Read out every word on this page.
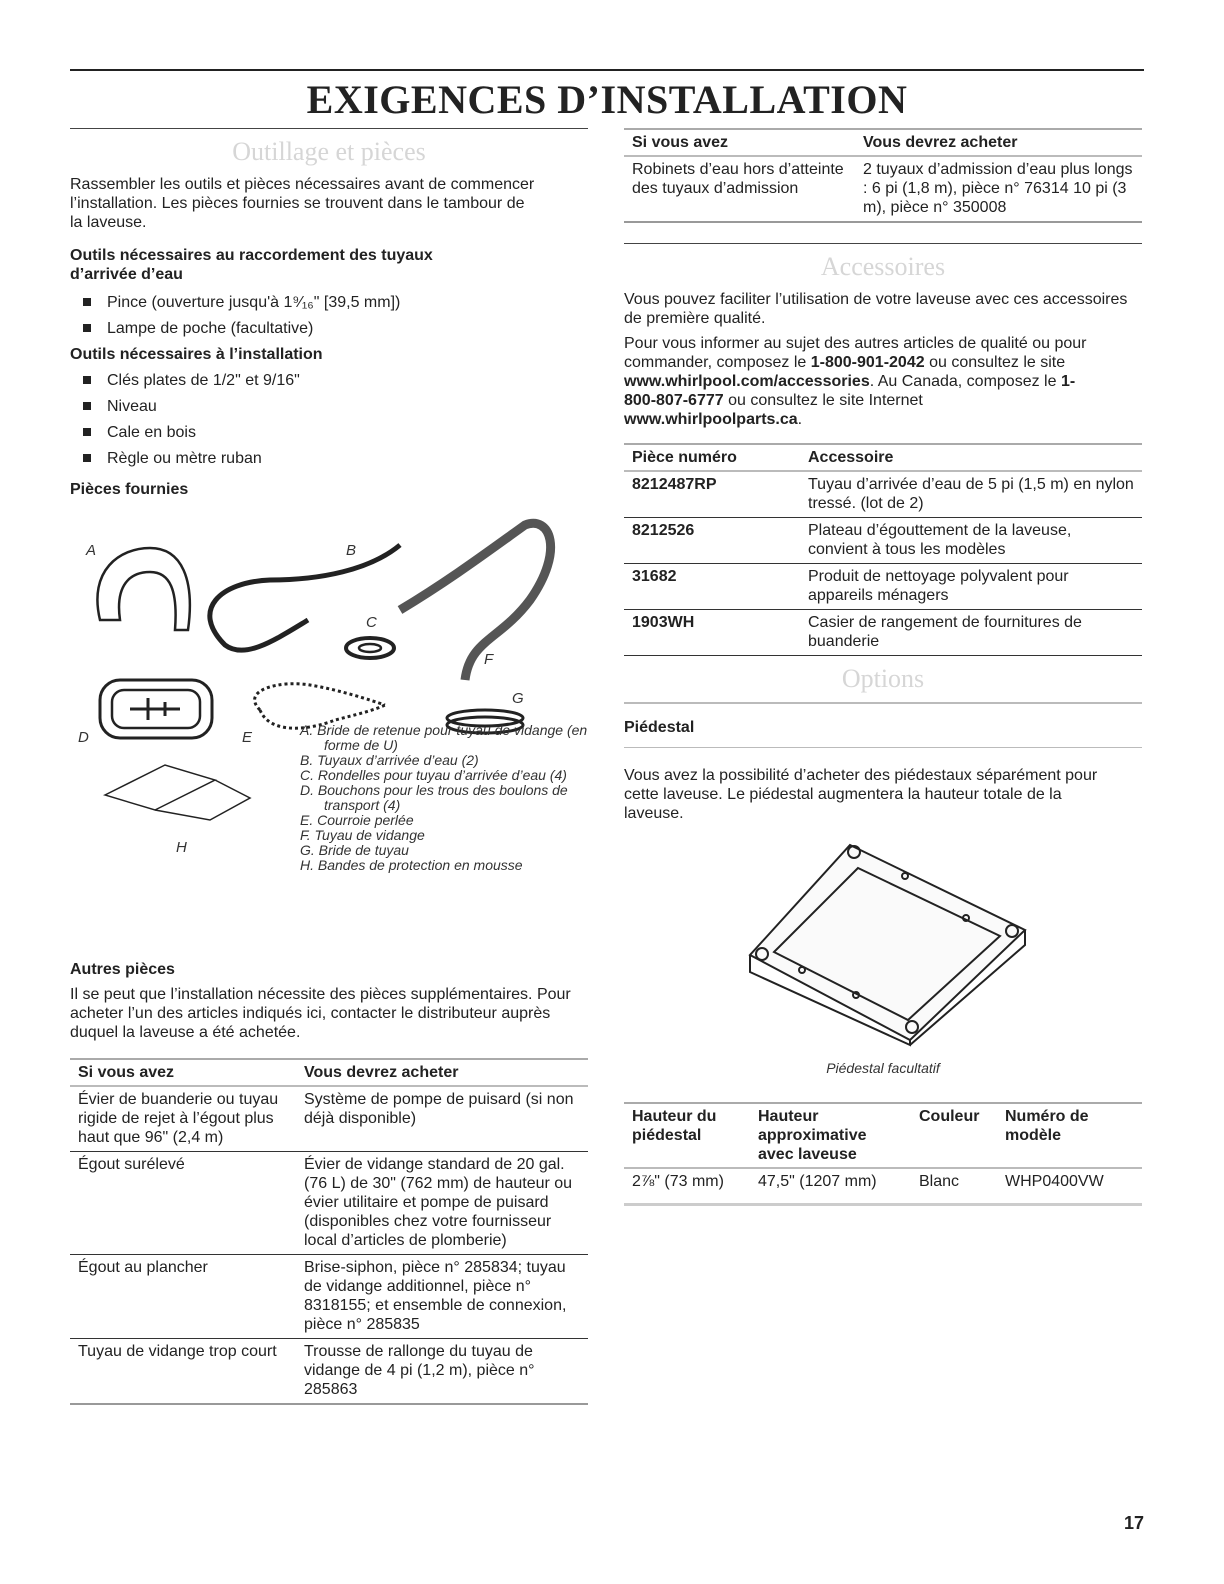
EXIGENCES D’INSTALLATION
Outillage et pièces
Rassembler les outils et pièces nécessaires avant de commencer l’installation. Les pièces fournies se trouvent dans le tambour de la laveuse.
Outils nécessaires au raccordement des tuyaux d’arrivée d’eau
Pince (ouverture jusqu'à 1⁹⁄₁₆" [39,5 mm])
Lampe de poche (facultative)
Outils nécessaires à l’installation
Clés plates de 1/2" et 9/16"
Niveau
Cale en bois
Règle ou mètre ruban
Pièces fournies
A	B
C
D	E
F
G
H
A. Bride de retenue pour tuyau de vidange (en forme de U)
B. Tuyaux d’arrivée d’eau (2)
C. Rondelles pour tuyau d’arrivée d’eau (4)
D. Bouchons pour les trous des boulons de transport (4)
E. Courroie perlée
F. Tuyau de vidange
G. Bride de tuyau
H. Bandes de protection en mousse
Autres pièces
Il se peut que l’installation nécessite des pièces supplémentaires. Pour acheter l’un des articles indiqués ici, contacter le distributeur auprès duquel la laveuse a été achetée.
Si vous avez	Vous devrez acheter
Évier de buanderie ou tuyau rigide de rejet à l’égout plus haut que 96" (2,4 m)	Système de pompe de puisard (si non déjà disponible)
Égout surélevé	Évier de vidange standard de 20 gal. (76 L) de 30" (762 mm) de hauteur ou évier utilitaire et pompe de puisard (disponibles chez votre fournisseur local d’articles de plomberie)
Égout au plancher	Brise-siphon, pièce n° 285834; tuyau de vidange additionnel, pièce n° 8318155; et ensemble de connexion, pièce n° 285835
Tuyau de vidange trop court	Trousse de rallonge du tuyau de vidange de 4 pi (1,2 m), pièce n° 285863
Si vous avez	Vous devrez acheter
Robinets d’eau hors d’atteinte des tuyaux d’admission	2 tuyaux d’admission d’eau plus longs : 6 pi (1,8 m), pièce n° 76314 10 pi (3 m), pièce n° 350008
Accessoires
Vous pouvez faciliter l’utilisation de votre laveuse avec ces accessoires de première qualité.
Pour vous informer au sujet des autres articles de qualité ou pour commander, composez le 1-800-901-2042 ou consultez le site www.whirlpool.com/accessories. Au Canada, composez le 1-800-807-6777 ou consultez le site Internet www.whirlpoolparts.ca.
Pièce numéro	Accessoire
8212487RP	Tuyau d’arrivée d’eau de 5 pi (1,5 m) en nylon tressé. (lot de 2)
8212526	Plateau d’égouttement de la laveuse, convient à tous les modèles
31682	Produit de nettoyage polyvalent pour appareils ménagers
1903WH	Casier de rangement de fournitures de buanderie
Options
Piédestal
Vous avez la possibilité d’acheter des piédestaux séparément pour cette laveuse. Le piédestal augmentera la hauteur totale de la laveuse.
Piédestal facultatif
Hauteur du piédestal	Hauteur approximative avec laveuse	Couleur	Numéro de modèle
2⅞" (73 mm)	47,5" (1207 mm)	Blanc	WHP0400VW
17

○ ○ ○ ○ ○ ○ ○

◆ **Exercise brief**
Every line of the material is to be quoted exactly, with no pictures carried over.

◆ **Result of the task**
Read out every word on this page.
EXIGENCES D’INSTALLATION
Outillage et pièces
Rassembler les outils et pièces nécessaires avant de commencer l’installation. Les pièces fournies se trouvent dans le tambour de la laveuse.
Outils nécessaires au raccordement des tuyaux d’arrivée d’eau
Pince (ouverture jusqu'à 1⁹⁄₁₆" [39,5 mm])
Lampe de poche (facultative)
Outils nécessaires à l’installation
Clés plates de 1/2" et 9/16"
Niveau
Cale en bois
Règle ou mètre ruban
Pièces fournies
A	B
C
D	E
F
G
H
A. Bride de retenue pour tuyau de vidange (en forme de U)
B. Tuyaux d’arrivée d’eau (2)
C. Rondelles pour tuyau d’arrivée d’eau (4)
D. Bouchons pour les trous des boulons de transport (4)
E. Courroie perlée
F. Tuyau de vidange
G. Bride de tuyau
H. Bandes de protection en mousse
Autres pièces
Il se peut que l’installation nécessite des pièces supplémentaires. Pour acheter l’un des articles indiqués ici, contacter le distributeur auprès duquel la laveuse a été achetée.
Si vous avez	Vous devrez acheter
Évier de buanderie ou tuyau rigide de rejet à l’égout plus haut que 96" (2,4 m)	Système de pompe de puisard (si non déjà disponible)
Égout surélevé	Évier de vidange standard de 20 gal. (76 L) de 30" (762 mm) de hauteur ou évier utilitaire et pompe de puisard (disponibles chez votre fournisseur local d’articles de plomberie)
Égout au plancher	Brise-siphon, pièce n° 285834; tuyau de vidange additionnel, pièce n° 8318155; et ensemble de connexion, pièce n° 285835
Tuyau de vidange trop court	Trousse de rallonge du tuyau de vidange de 4 pi (1,2 m), pièce n° 285863
Si vous avez	Vous devrez acheter
Robinets d’eau hors d’atteinte des tuyaux d’admission	2 tuyaux d’admission d’eau plus longs : 6 pi (1,8 m), pièce n° 76314 10 pi (3 m), pièce n° 350008
Accessoires
Vous pouvez faciliter l’utilisation de votre laveuse avec ces accessoires de première qualité.
Pour vous informer au sujet des autres articles de qualité ou pour commander, composez le 1-800-901-2042 ou consultez le site www.whirlpool.com/accessories. Au Canada, composez le 1-800-807-6777 ou consultez le site Internet www.whirlpoolparts.ca.
Pièce numéro	Accessoire
8212487RP	Tuyau d’arrivée d’eau de 5 pi (1,5 m) en nylon tressé. (lot de 2)
8212526	Plateau d’égouttement de la laveuse, convient à tous les modèles
31682	Produit de nettoyage polyvalent pour appareils ménagers
1903WH	Casier de rangement de fournitures de buanderie
Options
Piédestal
Vous avez la possibilité d’acheter des piédestaux séparément pour cette laveuse. Le piédestal augmentera la hauteur totale de la laveuse.
Piédestal facultatif
Hauteur du piédestal	Hauteur approximative avec laveuse	Couleur	Numéro de modèle
2⅞" (73 mm)	47,5" (1207 mm)	Blanc	WHP0400VW
17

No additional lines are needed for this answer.